• MATERIAL:
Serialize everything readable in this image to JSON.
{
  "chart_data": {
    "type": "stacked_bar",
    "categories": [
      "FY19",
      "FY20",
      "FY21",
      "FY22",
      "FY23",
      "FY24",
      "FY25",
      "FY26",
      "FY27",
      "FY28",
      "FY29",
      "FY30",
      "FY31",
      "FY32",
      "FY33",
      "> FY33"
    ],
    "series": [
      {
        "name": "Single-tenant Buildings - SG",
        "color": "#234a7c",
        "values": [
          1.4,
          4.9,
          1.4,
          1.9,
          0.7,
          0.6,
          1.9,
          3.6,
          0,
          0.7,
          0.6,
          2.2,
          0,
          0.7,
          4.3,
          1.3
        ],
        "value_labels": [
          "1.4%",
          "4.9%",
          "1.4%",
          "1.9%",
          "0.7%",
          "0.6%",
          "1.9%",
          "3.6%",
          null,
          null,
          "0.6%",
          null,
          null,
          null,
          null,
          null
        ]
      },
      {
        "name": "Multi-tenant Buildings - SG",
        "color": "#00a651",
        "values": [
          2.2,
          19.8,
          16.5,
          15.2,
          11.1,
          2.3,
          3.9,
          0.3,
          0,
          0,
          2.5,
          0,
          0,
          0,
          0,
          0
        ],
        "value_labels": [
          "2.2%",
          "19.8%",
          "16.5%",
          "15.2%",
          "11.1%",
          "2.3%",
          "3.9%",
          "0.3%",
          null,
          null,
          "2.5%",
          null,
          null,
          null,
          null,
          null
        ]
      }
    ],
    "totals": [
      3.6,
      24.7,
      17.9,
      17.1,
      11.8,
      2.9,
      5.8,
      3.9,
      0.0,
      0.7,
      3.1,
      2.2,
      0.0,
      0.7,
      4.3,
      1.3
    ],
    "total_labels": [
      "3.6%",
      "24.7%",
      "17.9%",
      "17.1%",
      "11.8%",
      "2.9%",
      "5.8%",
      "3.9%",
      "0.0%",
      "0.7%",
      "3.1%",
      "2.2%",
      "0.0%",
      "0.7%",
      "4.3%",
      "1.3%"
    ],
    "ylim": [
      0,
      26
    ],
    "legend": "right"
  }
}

• EXERCISE TASK: Repeat each entry word for word.

• SOLUTION BELOW:
Serialize everything readable in this image to JSON.
{
  "chart_data": {
    "type": "stacked_bar",
    "categories": [
      "FY19",
      "FY20",
      "FY21",
      "FY22",
      "FY23",
      "FY24",
      "FY25",
      "FY26",
      "FY27",
      "FY28",
      "FY29",
      "FY30",
      "FY31",
      "FY32",
      "FY33",
      "> FY33"
    ],
    "series": [
      {
        "name": "Single-tenant Buildings - SG",
        "color": "#234a7c",
        "values": [
          1.4,
          4.9,
          1.4,
          1.9,
          0.7,
          0.6,
          1.9,
          3.6,
          0,
          0.7,
          0.6,
          2.2,
          0,
          0.7,
          4.3,
          1.3
        ],
        "value_labels": [
          "1.4%",
          "4.9%",
          "1.4%",
          "1.9%",
          "0.7%",
          "0.6%",
          "1.9%",
          "3.6%",
          null,
          null,
          "0.6%",
          null,
          null,
          null,
          null,
          null
        ]
      },
      {
        "name": "Multi-tenant Buildings - SG",
        "color": "#00a651",
        "values": [
          2.2,
          19.8,
          16.5,
          15.2,
          11.1,
          2.3,
          3.9,
          0.3,
          0,
          0,
          2.5,
          0,
          0,
          0,
          0,
          0
        ],
        "value_labels": [
          "2.2%",
          "19.8%",
          "16.5%",
          "15.2%",
          "11.1%",
          "2.3%",
          "3.9%",
          "0.3%",
          null,
          null,
          "2.5%",
          null,
          null,
          null,
          null,
          null
        ]
      }
    ],
    "totals": [
      3.6,
      24.7,
      17.9,
      17.1,
      11.8,
      2.9,
      5.8,
      3.9,
      0.0,
      0.7,
      3.1,
      2.2,
      0.0,
      0.7,
      4.3,
      1.3
    ],
    "total_labels": [
      "3.6%",
      "24.7%",
      "17.9%",
      "17.1%",
      "11.8%",
      "2.9%",
      "5.8%",
      "3.9%",
      "0.0%",
      "0.7%",
      "3.1%",
      "2.2%",
      "0.0%",
      "0.7%",
      "4.3%",
      "1.3%"
    ],
    "ylim": [
      0,
      26
    ],
    "legend": "right"
  }
}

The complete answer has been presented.